### EXTRACTED RECORDS
====

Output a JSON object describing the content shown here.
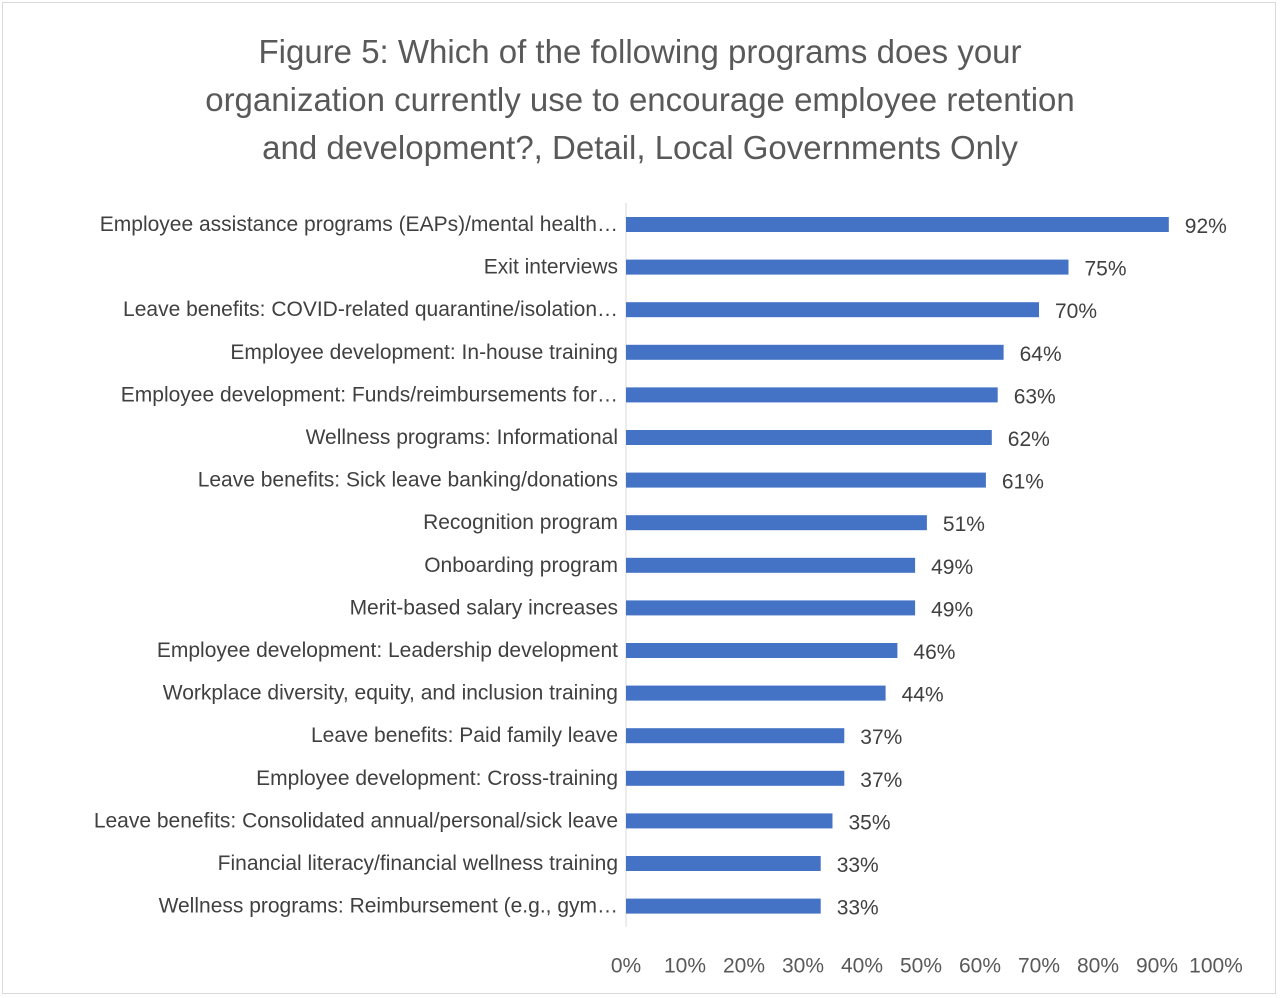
{
  "chart_data": {
    "type": "bar",
    "orientation": "horizontal",
    "title_lines": [
      "Figure 5: Which of the following programs does your",
      "organization currently use to encourage employee retention",
      "and development?, Detail, Local Governments Only"
    ],
    "categories": [
      "Employee assistance programs (EAPs)/mental health…",
      "Exit interviews",
      "Leave benefits: COVID-related quarantine/isolation…",
      "Employee development: In-house training",
      "Employee development: Funds/reimbursements for…",
      "Wellness programs: Informational",
      "Leave benefits: Sick leave banking/donations",
      "Recognition program",
      "Onboarding program",
      "Merit-based salary increases",
      "Employee development: Leadership development",
      "Workplace diversity, equity, and inclusion training",
      "Leave benefits: Paid family leave",
      "Employee development: Cross-training",
      "Leave benefits: Consolidated annual/personal/sick leave",
      "Financial literacy/financial wellness training",
      "Wellness programs: Reimbursement (e.g., gym…"
    ],
    "values": [
      92,
      75,
      70,
      64,
      63,
      62,
      61,
      51,
      49,
      49,
      46,
      44,
      37,
      37,
      35,
      33,
      33
    ],
    "value_labels": [
      "92%",
      "75%",
      "70%",
      "64%",
      "63%",
      "62%",
      "61%",
      "51%",
      "49%",
      "49%",
      "46%",
      "44%",
      "37%",
      "37%",
      "35%",
      "33%",
      "33%"
    ],
    "xlim": [
      0,
      100
    ],
    "x_ticks": [
      0,
      10,
      20,
      30,
      40,
      50,
      60,
      70,
      80,
      90,
      100
    ],
    "x_tick_labels": [
      "0%",
      "10%",
      "20%",
      "30%",
      "40%",
      "50%",
      "60%",
      "70%",
      "80%",
      "90%",
      "100%"
    ],
    "bar_color": "#4472C4",
    "grid": false
  }
}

====

### WRITTEN PROBLEM
Go through the listing above line by line and say how many lines hold the word "training". Reply with that number only.

### FULL SOLUTION
4